## DATA
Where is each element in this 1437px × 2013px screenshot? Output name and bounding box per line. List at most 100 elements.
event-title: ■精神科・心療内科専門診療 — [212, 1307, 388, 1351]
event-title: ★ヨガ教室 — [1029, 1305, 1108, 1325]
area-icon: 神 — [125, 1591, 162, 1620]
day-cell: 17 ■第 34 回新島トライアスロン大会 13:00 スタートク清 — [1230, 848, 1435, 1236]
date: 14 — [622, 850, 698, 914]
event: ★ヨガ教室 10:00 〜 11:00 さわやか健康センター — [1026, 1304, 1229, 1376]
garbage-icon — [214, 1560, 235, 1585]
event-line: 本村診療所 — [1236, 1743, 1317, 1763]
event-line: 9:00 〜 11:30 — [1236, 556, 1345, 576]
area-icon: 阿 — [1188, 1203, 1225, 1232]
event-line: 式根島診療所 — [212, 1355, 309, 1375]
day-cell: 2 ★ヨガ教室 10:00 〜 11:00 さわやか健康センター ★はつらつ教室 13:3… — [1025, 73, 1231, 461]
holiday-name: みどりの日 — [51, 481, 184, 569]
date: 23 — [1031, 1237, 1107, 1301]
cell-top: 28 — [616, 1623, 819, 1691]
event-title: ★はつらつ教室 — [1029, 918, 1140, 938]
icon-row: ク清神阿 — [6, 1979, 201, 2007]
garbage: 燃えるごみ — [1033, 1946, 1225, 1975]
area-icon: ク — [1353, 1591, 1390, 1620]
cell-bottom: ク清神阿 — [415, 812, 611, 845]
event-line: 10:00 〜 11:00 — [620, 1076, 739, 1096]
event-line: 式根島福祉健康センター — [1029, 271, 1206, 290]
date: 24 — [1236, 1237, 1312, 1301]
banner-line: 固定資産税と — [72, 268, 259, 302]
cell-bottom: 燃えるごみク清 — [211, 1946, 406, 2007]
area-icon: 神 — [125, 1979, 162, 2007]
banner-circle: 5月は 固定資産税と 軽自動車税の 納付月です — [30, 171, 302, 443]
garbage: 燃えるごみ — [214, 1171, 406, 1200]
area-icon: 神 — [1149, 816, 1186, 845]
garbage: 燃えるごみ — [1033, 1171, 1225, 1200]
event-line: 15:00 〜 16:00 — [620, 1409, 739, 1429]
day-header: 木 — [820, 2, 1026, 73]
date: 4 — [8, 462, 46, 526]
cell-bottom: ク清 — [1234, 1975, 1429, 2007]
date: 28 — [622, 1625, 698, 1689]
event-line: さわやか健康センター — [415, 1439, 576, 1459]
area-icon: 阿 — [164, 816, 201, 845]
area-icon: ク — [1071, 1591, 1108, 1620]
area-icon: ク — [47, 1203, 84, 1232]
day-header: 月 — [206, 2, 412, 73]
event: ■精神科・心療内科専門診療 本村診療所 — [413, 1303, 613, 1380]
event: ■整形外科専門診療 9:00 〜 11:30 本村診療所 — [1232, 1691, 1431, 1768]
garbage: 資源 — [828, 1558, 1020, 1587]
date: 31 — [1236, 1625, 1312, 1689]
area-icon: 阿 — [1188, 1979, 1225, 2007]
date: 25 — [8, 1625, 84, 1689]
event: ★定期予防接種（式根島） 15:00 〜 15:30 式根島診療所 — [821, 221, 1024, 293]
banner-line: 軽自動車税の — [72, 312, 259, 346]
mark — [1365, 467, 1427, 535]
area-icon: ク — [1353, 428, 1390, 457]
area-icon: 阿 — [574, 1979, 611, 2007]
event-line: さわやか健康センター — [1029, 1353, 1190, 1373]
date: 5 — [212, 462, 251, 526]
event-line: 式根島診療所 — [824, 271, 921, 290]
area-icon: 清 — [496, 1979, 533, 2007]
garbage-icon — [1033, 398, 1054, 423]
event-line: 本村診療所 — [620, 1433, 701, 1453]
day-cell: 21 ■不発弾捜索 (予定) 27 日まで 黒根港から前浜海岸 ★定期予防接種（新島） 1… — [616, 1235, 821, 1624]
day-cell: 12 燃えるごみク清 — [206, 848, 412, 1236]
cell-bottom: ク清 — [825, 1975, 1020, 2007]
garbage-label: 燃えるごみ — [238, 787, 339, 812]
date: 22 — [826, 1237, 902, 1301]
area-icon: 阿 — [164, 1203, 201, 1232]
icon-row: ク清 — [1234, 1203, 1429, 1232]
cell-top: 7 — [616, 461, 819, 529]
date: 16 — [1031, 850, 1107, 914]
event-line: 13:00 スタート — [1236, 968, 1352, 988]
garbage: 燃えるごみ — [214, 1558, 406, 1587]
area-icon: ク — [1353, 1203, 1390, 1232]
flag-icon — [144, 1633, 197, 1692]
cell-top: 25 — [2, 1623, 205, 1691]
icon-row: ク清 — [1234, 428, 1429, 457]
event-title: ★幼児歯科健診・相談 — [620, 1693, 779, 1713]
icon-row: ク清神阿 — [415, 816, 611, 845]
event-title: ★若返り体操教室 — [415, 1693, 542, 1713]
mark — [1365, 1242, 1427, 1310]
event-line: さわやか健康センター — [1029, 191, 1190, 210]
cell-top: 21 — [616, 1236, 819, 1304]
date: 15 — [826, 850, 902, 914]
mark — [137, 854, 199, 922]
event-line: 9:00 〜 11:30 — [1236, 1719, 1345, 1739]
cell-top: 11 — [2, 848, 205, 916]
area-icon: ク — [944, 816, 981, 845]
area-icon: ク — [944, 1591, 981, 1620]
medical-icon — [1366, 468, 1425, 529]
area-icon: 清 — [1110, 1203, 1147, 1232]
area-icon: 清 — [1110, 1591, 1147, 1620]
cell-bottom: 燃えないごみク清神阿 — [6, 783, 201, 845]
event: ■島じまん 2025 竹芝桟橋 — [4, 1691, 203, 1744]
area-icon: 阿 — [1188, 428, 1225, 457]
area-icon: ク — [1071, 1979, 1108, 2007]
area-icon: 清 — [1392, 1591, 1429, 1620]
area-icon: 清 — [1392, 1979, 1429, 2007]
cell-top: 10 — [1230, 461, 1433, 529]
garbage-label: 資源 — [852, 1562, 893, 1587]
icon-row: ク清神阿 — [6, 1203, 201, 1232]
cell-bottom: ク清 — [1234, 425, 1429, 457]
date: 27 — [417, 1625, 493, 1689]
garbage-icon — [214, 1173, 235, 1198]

## GOAL OF THE EXERCISE
Rewrite every line of the listing above as a numbered list, leaving out any blank lines.

## EXERCISE ANSWER
1. Where is each element in this 1437px × 2013px screenshot? Output name and bounding box per line. List at most 100 elements.
2. event-title: ■精神科・心療内科専門診療 — [212, 1307, 388, 1351]
3. event-title: ★ヨガ教室 — [1029, 1305, 1108, 1325]
4. area-icon: 神 — [125, 1591, 162, 1620]
5. day-cell: 17 ■第 34 回新島トライアスロン大会 13:00 スタートク清 — [1230, 848, 1435, 1236]
6. date: 14 — [622, 850, 698, 914]
7. event: ★ヨガ教室 10:00 〜 11:00 さわやか健康センター — [1026, 1304, 1229, 1376]
8. garbage-icon — [214, 1560, 235, 1585]
9. event-line: 本村診療所 — [1236, 1743, 1317, 1763]
10. event-line: 9:00 〜 11:30 — [1236, 556, 1345, 576]
11. area-icon: 阿 — [1188, 1203, 1225, 1232]
12. event-line: 式根島診療所 — [212, 1355, 309, 1375]
13. day-cell: 2 ★ヨガ教室 10:00 〜 11:00 さわやか健康センター ★はつらつ教室 13:3… — [1025, 73, 1231, 461]
14. holiday-name: みどりの日 — [51, 481, 184, 569]
15. date: 23 — [1031, 1237, 1107, 1301]
16. cell-top: 28 — [616, 1623, 819, 1691]
17. event-title: ★はつらつ教室 — [1029, 918, 1140, 938]
18. icon-row: ク清神阿 — [6, 1979, 201, 2007]
19. garbage: 燃えるごみ — [1033, 1946, 1225, 1975]
20. area-icon: ク — [1353, 1591, 1390, 1620]
21. cell-bottom: ク清神阿 — [415, 812, 611, 845]
22. event-line: 10:00 〜 11:00 — [620, 1076, 739, 1096]
23. event-line: 式根島福祉健康センター — [1029, 271, 1206, 290]
24. date: 24 — [1236, 1237, 1312, 1301]
25. banner-line: 固定資産税と — [72, 268, 259, 302]
26. cell-bottom: 燃えるごみク清 — [211, 1946, 406, 2007]
27. area-icon: 神 — [125, 1979, 162, 2007]
28. banner-circle: 5月は 固定資産税と 軽自動車税の 納付月です — [30, 171, 302, 443]
29. garbage: 燃えるごみ — [214, 1171, 406, 1200]
30. area-icon: 神 — [1149, 816, 1186, 845]
31. garbage: 燃えるごみ — [1033, 1171, 1225, 1200]
32. event-line: 15:00 〜 16:00 — [620, 1409, 739, 1429]
33. day-header: 木 — [820, 2, 1026, 73]
34. date: 4 — [8, 462, 46, 526]
35. cell-bottom: ク清 — [1234, 1975, 1429, 2007]
36. date: 28 — [622, 1625, 698, 1689]
37. event-line: さわやか健康センター — [415, 1439, 576, 1459]
38. area-icon: 阿 — [164, 816, 201, 845]
39. area-icon: ク — [1071, 1591, 1108, 1620]
40. area-icon: ク — [47, 1203, 84, 1232]
41. day-header: 月 — [206, 2, 412, 73]
42. event: ■精神科・心療内科専門診療 本村診療所 — [413, 1303, 613, 1380]
43. event: ■整形外科専門診療 9:00 〜 11:30 本村診療所 — [1232, 1691, 1431, 1768]
44. garbage: 資源 — [828, 1558, 1020, 1587]
45. date: 31 — [1236, 1625, 1312, 1689]
46. area-icon: 阿 — [1188, 1979, 1225, 2007]
47. date: 25 — [8, 1625, 84, 1689]
48. event: ★定期予防接種（式根島） 15:00 〜 15:30 式根島診療所 — [821, 221, 1024, 293]
49. banner-line: 軽自動車税の — [72, 312, 259, 346]
50. mark — [1365, 467, 1427, 535]
51. area-icon: ク — [1353, 428, 1390, 457]
52. area-icon: 阿 — [574, 1979, 611, 2007]
53. event-line: さわやか健康センター — [1029, 1353, 1190, 1373]
54. date: 5 — [212, 462, 251, 526]
55. event-line: 式根島診療所 — [824, 271, 921, 290]
56. area-icon: 清 — [496, 1979, 533, 2007]
57. garbage-icon — [1033, 398, 1054, 423]
58. event-line: 本村診療所 — [620, 1433, 701, 1453]
59. day-cell: 21 ■不発弾捜索 (予定) 27 日まで 黒根港から前浜海岸 ★定期予防接種（新島） 1… — [616, 1235, 821, 1624]
60. day-cell: 12 燃えるごみク清 — [206, 848, 412, 1236]
61. cell-bottom: ク清 — [825, 1975, 1020, 2007]
62. garbage-label: 燃えるごみ — [238, 787, 339, 812]
63. date: 22 — [826, 1237, 902, 1301]
64. area-icon: 阿 — [164, 1203, 201, 1232]
65. icon-row: ク清 — [1234, 1203, 1429, 1232]
66. cell-top: 7 — [616, 461, 819, 529]
67. date: 16 — [1031, 850, 1107, 914]
68. event-line: 13:00 スタート — [1236, 968, 1352, 988]
69. garbage: 燃えるごみ — [214, 1558, 406, 1587]
70. area-icon: ク — [1353, 1203, 1390, 1232]
71. flag-icon — [144, 1633, 197, 1692]
72. cell-top: 25 — [2, 1623, 205, 1691]
73. icon-row: ク清 — [1234, 428, 1429, 457]
74. event-title: ★幼児歯科健診・相談 — [620, 1693, 779, 1713]
75. icon-row: ク清神阿 — [415, 816, 611, 845]
76. event-title: ★若返り体操教室 — [415, 1693, 542, 1713]
77. mark — [1365, 1242, 1427, 1310]
78. event-line: さわやか健康センター — [1029, 191, 1190, 210]
79. cell-top: 21 — [616, 1236, 819, 1304]
80. date: 15 — [826, 850, 902, 914]
81. mark — [137, 854, 199, 922]
82. event-line: 9:00 〜 11:30 — [1236, 1719, 1345, 1739]
83. cell-top: 11 — [2, 848, 205, 916]
84. area-icon: ク — [944, 816, 981, 845]
85. area-icon: ク — [944, 1591, 981, 1620]
86. medical-icon — [1366, 468, 1425, 529]
87. area-icon: 清 — [1110, 1203, 1147, 1232]
88. area-icon: 清 — [1110, 1591, 1147, 1620]
89. cell-bottom: 燃えないごみク清神阿 — [6, 783, 201, 845]
90. event: ■島じまん 2025 竹芝桟橋 — [4, 1691, 203, 1744]
91. area-icon: 阿 — [1188, 428, 1225, 457]
92. area-icon: ク — [1071, 1979, 1108, 2007]
93. area-icon: 清 — [1392, 1591, 1429, 1620]
94. area-icon: 清 — [1392, 1979, 1429, 2007]
95. cell-top: 10 — [1230, 461, 1433, 529]
96. garbage-label: 資源 — [852, 1562, 893, 1587]
97. icon-row: ク清神阿 — [6, 1203, 201, 1232]
98. cell-bottom: ク清 — [1234, 425, 1429, 457]
99. date: 27 — [417, 1625, 493, 1689]
100. garbage-icon — [214, 1173, 235, 1198]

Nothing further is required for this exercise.